## Start Source records

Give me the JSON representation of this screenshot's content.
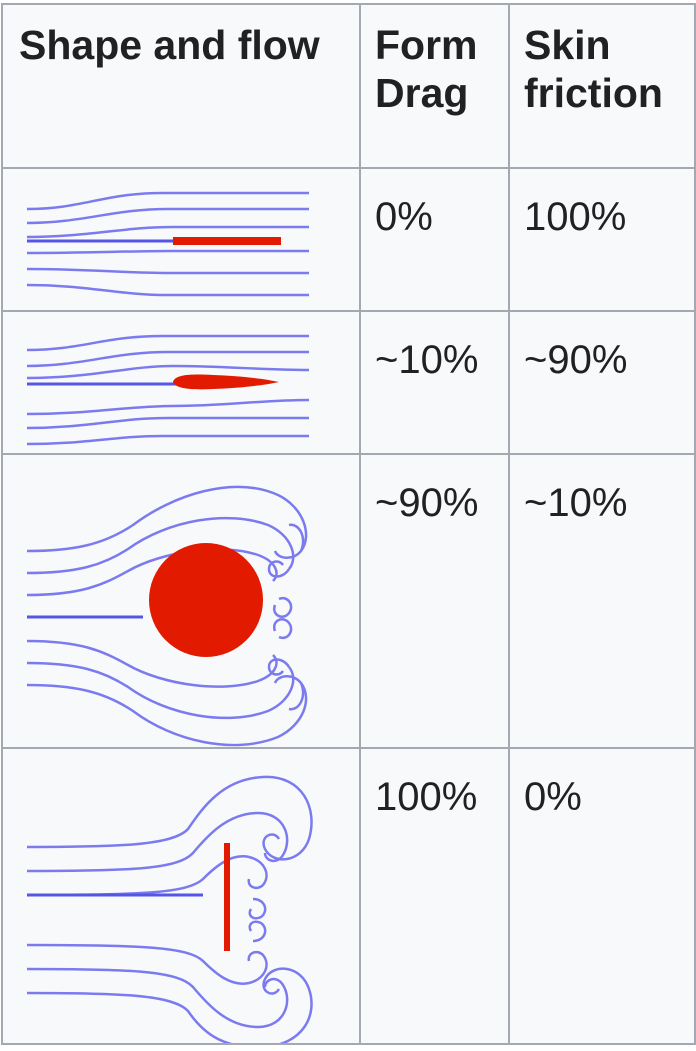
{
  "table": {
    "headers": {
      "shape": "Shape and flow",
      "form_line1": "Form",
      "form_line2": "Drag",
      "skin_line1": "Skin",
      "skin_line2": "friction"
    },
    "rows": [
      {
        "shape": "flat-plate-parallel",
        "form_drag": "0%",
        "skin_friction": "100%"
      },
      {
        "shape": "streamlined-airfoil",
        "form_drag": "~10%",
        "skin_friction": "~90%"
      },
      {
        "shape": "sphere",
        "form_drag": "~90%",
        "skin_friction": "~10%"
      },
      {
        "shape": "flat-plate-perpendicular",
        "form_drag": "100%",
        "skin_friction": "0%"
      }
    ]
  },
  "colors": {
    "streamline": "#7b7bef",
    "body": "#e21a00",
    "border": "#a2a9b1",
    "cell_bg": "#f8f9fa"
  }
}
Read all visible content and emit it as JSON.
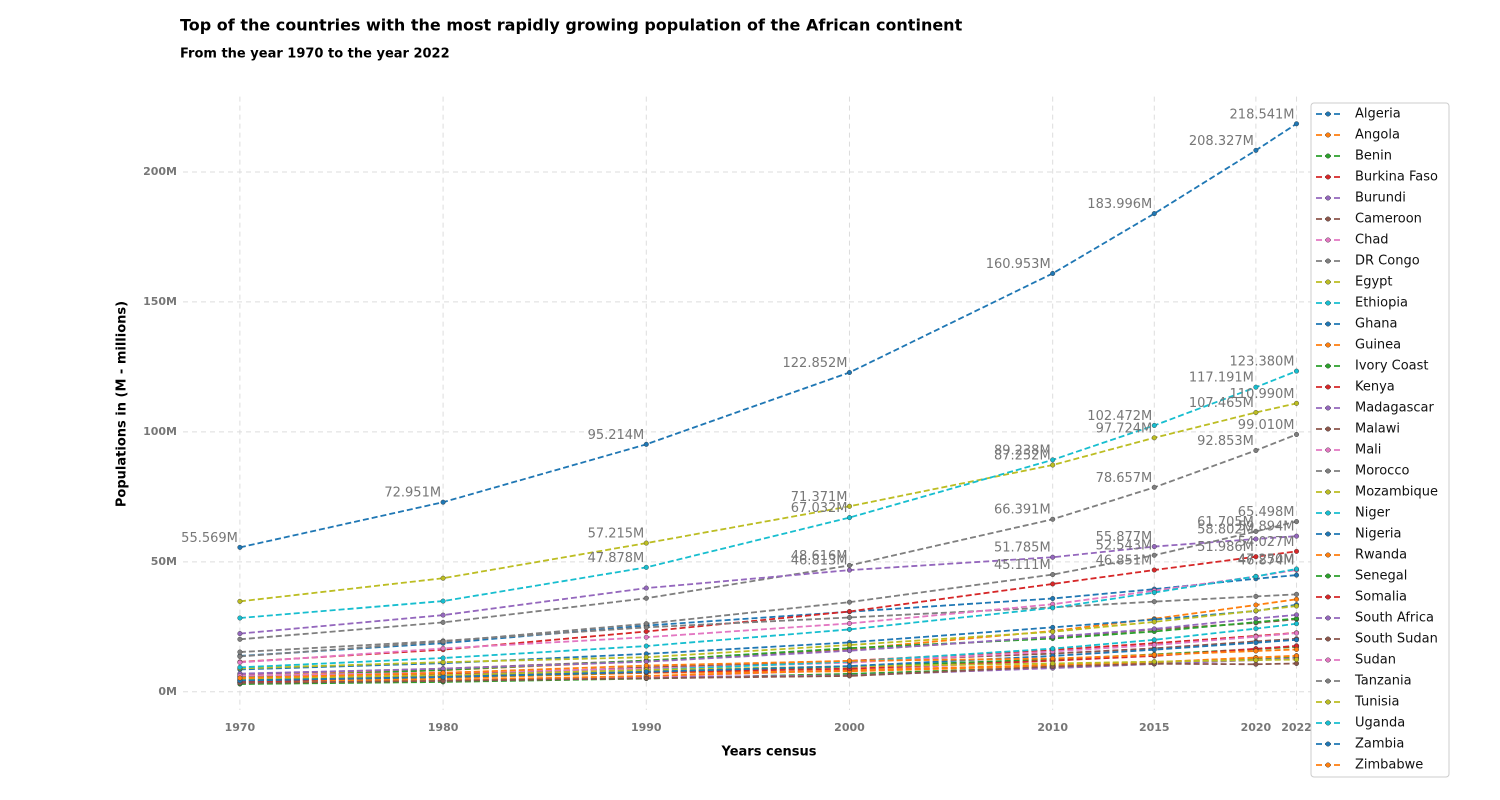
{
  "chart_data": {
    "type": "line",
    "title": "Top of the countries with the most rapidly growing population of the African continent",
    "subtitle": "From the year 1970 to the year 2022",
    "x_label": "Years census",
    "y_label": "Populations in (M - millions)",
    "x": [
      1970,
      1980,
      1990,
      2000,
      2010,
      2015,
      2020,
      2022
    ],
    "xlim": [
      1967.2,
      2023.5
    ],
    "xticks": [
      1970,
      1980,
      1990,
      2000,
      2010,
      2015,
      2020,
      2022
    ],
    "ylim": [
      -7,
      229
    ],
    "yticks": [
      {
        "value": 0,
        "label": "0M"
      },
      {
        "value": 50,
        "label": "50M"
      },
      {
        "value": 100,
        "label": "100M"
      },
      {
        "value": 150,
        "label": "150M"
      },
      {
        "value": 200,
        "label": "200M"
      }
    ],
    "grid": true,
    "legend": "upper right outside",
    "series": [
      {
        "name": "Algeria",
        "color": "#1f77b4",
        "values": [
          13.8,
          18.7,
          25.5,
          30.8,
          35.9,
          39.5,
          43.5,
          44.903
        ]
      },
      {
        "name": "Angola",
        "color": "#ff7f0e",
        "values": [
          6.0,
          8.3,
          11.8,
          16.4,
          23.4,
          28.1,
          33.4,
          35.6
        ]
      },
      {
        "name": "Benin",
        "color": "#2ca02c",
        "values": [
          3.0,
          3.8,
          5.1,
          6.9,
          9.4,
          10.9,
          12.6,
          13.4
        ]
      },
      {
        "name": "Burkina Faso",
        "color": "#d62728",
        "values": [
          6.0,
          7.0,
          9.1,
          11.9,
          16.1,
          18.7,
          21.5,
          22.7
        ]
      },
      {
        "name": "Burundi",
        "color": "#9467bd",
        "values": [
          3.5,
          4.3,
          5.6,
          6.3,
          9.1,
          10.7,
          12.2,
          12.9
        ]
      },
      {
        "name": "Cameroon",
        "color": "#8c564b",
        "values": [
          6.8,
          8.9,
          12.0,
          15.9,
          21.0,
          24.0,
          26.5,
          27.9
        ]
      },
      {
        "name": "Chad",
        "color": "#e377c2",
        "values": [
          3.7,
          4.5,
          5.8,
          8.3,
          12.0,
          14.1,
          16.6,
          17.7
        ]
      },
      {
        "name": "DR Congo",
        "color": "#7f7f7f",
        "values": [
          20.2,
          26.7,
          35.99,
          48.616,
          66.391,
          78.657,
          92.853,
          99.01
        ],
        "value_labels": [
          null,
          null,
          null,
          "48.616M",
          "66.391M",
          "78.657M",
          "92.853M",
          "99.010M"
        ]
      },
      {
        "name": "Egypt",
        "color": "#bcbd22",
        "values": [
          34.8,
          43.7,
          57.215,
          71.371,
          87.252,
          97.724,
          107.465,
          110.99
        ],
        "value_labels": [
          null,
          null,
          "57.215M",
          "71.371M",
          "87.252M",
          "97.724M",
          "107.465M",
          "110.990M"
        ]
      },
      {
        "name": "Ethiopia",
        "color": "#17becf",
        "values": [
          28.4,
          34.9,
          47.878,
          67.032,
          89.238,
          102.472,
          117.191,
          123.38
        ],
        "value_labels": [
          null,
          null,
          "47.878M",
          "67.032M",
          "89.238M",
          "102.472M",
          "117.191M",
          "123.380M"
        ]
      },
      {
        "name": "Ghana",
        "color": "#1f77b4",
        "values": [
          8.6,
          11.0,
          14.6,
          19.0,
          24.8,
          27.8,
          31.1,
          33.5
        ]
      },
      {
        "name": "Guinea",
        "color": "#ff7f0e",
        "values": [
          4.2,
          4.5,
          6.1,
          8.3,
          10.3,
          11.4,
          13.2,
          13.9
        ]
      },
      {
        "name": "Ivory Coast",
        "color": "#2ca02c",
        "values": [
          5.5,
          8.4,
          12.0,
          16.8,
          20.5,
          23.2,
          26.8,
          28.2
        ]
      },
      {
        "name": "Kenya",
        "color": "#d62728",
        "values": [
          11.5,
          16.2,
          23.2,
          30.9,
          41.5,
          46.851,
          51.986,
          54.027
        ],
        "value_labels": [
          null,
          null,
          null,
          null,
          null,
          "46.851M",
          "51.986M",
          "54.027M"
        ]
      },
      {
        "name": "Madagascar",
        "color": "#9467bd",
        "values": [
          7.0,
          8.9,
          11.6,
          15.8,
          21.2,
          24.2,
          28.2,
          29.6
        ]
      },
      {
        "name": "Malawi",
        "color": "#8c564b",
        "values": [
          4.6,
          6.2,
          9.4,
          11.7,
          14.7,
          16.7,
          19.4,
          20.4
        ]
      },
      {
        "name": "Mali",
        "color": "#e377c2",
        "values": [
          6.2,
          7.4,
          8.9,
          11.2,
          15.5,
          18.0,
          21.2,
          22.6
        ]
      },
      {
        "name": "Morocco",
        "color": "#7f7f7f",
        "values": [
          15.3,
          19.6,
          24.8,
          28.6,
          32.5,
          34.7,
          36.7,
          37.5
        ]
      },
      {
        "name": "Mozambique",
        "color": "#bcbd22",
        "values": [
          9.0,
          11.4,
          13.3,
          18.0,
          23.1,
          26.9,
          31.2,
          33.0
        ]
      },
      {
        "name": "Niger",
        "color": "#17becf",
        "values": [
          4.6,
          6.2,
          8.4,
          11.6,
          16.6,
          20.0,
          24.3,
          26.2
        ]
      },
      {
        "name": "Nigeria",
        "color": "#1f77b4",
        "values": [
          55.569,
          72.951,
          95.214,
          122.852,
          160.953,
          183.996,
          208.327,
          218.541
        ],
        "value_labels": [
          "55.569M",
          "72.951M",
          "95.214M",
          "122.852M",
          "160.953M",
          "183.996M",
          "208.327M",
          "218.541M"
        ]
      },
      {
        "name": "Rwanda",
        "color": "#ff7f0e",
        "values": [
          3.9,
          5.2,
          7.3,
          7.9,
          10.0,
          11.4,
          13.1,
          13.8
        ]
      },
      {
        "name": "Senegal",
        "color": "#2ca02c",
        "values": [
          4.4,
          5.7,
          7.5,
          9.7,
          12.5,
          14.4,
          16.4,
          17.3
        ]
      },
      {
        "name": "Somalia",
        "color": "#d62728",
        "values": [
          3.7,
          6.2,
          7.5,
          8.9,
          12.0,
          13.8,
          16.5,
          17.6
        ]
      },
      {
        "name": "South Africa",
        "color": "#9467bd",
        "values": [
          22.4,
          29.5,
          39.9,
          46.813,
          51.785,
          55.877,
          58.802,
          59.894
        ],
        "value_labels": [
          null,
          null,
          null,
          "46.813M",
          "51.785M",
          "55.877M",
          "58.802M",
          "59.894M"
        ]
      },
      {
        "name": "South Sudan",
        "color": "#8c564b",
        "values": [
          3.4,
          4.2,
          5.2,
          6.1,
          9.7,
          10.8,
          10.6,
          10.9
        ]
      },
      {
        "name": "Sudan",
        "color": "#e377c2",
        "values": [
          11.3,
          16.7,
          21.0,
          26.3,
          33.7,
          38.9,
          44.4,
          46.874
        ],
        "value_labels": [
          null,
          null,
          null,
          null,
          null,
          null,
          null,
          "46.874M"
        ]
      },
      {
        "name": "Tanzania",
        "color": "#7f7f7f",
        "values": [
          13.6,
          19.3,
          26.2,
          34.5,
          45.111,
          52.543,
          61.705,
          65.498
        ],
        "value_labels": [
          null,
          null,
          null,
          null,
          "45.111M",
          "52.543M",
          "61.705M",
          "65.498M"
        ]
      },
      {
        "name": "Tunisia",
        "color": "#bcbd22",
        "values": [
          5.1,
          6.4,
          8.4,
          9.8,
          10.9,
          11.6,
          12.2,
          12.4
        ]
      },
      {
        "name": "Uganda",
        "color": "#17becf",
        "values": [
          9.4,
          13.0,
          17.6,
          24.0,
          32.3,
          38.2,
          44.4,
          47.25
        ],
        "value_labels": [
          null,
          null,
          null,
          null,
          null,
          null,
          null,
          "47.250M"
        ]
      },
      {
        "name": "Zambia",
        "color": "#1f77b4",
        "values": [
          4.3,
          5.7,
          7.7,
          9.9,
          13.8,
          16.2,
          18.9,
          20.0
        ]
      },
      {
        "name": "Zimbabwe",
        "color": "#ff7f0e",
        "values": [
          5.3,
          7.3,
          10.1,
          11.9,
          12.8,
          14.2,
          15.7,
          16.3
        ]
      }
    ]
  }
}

## End Source records
## Start Source records

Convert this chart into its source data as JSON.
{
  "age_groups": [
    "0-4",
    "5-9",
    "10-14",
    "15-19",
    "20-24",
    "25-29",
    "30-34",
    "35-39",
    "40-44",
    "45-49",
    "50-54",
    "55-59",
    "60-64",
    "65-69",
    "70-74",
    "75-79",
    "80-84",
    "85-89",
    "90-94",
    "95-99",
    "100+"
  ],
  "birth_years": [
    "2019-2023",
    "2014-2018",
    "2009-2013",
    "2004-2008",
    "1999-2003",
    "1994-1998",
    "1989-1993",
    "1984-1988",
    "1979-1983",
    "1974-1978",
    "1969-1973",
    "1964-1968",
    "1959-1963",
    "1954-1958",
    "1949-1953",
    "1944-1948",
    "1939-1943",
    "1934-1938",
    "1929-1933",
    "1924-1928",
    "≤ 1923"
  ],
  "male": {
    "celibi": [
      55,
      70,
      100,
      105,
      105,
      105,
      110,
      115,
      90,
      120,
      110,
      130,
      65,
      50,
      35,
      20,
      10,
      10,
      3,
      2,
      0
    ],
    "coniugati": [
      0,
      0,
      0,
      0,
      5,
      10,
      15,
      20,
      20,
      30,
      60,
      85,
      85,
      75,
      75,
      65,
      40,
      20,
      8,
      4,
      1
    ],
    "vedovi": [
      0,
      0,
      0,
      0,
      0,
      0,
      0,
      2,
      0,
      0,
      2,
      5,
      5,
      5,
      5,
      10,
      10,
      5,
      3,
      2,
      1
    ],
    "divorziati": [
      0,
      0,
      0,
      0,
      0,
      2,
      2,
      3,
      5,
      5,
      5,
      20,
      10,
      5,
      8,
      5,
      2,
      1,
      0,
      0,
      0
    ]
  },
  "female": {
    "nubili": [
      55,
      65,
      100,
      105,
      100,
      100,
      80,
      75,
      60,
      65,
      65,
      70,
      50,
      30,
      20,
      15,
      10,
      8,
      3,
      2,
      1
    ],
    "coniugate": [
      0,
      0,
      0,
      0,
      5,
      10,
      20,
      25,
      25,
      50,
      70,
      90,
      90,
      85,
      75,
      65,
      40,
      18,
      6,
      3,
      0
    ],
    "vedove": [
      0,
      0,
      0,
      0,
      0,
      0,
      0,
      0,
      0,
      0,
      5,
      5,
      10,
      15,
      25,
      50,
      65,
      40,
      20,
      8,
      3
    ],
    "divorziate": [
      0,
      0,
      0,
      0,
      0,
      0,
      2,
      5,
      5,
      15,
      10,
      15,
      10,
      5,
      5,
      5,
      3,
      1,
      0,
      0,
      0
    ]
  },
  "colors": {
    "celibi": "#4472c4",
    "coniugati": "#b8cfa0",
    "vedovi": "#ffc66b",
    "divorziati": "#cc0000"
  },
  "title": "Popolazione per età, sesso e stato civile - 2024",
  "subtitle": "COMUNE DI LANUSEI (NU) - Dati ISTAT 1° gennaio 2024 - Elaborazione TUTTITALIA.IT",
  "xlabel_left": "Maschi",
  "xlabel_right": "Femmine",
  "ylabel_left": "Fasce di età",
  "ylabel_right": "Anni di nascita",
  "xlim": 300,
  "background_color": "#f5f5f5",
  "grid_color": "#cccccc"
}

## End Source records

* [Work required]
Where does the word "content" appear? Return each line that holds it.

* [Final result]
Give me the JSON representation of this screenshot's content.
Read all visible content and emit it as JSON.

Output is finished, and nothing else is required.